*THE REQUEST*. Sort through the entries below and pull out lines containing the word "FDAX".

## Start RECORDED DATA

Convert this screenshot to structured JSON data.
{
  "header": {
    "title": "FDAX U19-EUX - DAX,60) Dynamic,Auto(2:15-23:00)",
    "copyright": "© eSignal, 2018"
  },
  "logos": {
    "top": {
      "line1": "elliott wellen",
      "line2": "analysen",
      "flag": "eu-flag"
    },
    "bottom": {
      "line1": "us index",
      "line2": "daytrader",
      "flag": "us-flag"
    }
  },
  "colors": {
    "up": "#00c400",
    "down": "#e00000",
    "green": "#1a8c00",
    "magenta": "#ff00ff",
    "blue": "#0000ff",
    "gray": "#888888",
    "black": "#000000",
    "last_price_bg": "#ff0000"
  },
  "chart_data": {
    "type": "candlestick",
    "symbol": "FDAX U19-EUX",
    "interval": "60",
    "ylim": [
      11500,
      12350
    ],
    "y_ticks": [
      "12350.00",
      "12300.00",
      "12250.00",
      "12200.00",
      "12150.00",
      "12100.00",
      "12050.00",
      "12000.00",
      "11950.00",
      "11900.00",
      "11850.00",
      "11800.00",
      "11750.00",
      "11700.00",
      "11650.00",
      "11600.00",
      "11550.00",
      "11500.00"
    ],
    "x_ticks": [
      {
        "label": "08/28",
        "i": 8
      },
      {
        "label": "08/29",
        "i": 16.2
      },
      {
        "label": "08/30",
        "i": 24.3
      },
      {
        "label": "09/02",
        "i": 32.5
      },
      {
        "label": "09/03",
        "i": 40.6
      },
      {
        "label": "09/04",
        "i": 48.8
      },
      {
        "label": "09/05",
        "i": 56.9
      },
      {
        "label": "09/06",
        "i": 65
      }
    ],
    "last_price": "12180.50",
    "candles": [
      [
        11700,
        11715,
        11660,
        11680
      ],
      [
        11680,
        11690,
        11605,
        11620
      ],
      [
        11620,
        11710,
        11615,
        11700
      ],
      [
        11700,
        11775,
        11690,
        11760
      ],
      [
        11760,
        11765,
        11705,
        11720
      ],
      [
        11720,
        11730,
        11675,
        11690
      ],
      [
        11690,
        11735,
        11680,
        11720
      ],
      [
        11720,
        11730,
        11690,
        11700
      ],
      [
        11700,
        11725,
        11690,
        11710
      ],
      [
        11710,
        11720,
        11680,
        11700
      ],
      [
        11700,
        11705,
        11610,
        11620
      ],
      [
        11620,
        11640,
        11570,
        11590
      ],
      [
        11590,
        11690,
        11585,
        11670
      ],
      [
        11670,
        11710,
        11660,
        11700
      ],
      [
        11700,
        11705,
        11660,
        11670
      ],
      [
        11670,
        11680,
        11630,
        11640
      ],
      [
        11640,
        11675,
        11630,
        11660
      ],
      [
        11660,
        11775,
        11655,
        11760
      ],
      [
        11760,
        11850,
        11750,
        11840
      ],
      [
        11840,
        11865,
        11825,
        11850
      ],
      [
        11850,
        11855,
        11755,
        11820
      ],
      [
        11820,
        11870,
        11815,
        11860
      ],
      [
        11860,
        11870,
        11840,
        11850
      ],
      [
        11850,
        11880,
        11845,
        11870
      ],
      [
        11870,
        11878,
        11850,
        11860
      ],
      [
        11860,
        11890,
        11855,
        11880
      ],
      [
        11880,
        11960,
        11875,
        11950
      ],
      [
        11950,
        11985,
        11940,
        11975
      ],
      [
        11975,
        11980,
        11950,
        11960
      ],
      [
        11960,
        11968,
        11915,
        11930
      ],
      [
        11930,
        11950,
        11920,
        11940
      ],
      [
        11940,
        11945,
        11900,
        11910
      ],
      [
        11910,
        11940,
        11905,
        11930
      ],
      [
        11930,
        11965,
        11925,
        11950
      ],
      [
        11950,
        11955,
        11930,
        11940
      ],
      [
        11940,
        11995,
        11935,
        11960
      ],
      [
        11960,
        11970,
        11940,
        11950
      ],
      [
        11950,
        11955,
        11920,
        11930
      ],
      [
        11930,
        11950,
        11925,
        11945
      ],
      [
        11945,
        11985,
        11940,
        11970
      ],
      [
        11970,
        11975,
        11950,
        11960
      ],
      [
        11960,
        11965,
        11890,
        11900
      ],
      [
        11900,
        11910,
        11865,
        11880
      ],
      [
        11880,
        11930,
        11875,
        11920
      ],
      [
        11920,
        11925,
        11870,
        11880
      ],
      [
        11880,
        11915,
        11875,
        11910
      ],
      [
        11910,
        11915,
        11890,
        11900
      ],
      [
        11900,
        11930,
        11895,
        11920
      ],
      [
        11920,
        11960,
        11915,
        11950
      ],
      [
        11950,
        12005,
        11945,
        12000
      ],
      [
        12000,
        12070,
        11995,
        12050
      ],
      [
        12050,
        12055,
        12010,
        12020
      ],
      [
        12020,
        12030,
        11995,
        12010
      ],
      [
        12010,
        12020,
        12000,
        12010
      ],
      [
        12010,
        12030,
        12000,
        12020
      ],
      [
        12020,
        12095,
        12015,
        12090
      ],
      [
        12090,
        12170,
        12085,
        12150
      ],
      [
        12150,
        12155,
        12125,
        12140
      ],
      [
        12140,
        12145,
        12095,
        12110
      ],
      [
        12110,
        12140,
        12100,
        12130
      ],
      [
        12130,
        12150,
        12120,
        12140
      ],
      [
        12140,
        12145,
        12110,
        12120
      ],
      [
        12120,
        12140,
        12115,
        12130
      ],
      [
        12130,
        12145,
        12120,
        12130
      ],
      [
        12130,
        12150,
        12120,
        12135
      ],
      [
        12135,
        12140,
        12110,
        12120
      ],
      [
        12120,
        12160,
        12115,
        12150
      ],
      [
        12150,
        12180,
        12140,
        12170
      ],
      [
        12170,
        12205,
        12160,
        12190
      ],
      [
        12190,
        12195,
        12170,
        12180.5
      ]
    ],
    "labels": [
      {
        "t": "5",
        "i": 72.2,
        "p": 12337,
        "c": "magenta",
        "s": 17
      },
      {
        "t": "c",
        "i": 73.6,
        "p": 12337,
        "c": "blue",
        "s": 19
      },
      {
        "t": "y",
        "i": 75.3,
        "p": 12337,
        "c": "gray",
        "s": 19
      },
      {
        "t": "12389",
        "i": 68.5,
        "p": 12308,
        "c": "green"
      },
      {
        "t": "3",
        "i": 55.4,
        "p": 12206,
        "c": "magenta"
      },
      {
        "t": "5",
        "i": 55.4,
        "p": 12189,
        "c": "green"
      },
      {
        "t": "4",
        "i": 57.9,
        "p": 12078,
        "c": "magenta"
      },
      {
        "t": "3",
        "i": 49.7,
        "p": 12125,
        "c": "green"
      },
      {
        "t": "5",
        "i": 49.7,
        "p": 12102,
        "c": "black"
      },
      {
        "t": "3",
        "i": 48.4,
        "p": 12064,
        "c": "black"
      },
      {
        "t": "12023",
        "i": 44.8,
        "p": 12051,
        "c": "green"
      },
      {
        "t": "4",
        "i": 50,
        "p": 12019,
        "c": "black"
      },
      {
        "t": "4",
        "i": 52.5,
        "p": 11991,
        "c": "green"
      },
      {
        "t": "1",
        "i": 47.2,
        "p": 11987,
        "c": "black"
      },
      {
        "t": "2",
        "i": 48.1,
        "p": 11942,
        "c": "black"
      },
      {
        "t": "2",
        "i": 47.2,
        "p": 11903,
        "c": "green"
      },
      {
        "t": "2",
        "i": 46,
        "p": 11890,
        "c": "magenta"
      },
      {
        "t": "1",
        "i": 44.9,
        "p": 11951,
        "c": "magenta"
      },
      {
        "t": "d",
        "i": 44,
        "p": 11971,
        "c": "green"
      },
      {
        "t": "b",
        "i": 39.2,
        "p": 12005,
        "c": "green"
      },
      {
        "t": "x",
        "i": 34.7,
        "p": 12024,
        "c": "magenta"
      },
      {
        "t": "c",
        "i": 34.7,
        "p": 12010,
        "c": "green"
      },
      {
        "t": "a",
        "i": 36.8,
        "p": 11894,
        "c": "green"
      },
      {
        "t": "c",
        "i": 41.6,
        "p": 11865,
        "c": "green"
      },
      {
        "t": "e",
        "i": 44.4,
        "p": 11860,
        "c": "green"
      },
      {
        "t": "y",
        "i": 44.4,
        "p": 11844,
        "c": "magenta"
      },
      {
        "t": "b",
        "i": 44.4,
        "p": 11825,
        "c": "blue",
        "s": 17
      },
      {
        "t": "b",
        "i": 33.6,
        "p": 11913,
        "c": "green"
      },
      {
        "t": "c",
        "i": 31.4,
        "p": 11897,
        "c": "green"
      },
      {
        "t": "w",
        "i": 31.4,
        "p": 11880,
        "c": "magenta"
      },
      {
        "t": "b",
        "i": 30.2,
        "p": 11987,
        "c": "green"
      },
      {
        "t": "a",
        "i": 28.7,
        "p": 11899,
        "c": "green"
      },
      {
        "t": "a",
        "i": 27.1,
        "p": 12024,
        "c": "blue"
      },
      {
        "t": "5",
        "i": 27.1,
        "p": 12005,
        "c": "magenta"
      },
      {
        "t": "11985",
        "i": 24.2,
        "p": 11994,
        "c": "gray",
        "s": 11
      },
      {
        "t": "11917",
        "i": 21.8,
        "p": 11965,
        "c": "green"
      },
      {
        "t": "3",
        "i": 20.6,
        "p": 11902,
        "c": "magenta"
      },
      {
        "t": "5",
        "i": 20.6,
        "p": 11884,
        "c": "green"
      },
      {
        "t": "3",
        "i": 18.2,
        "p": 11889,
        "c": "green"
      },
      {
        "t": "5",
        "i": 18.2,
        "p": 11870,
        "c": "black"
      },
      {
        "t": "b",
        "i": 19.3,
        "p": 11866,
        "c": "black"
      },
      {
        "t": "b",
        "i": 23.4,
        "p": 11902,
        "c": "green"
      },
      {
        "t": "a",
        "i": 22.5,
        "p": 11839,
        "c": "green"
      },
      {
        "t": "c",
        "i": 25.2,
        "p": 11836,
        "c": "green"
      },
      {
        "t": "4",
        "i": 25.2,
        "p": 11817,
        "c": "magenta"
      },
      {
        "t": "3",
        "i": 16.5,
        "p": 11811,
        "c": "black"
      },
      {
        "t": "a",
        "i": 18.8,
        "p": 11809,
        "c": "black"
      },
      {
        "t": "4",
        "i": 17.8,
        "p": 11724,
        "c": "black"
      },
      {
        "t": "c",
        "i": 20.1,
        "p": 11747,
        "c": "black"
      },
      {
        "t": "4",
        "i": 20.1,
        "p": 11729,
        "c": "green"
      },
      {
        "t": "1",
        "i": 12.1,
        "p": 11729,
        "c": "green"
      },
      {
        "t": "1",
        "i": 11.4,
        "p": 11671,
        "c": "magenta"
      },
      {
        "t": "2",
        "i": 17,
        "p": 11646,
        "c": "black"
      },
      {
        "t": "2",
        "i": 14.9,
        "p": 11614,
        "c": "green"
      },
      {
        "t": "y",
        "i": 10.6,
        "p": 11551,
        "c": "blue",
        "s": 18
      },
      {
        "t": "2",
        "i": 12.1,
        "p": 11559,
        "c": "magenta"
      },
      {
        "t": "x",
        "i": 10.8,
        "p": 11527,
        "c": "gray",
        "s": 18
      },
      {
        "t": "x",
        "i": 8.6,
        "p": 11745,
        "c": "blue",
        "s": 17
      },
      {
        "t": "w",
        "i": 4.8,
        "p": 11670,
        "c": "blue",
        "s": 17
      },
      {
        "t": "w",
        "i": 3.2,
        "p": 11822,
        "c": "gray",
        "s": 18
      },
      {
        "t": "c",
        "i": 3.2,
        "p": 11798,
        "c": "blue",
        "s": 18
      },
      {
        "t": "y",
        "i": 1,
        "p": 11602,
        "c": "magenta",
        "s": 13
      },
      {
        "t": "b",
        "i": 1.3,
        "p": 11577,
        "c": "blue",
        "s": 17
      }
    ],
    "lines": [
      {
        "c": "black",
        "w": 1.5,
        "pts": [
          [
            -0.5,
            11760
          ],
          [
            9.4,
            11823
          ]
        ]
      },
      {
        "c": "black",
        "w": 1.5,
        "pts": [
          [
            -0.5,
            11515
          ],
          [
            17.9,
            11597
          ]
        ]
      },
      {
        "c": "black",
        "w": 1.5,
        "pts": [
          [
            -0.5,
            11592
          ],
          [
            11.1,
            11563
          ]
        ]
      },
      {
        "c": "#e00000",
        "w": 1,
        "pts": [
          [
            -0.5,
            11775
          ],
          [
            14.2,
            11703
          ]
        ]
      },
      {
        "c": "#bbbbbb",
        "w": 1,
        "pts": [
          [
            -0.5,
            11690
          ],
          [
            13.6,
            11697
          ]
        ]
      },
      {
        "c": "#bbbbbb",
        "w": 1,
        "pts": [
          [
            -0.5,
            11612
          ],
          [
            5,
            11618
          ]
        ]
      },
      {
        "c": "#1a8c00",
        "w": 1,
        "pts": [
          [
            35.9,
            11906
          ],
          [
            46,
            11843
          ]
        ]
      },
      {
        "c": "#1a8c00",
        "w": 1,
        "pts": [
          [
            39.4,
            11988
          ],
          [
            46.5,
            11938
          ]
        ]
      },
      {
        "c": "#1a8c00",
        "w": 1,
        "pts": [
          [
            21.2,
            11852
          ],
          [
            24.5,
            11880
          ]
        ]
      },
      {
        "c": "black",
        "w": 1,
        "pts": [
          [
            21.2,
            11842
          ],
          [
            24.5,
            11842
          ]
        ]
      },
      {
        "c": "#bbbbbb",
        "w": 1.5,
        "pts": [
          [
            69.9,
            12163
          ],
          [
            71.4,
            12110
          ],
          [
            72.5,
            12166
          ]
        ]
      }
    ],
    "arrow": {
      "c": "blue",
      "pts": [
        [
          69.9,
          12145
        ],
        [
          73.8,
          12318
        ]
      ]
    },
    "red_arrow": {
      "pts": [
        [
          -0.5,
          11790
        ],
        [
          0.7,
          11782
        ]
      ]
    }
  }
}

## End RECORDED DATA

*SOLVED EXERCISE*.
    "title": "FDAX U19-EUX - DAX,60) Dynamic,Auto(2:15-23:00)",
    "symbol": "FDAX U19-EUX",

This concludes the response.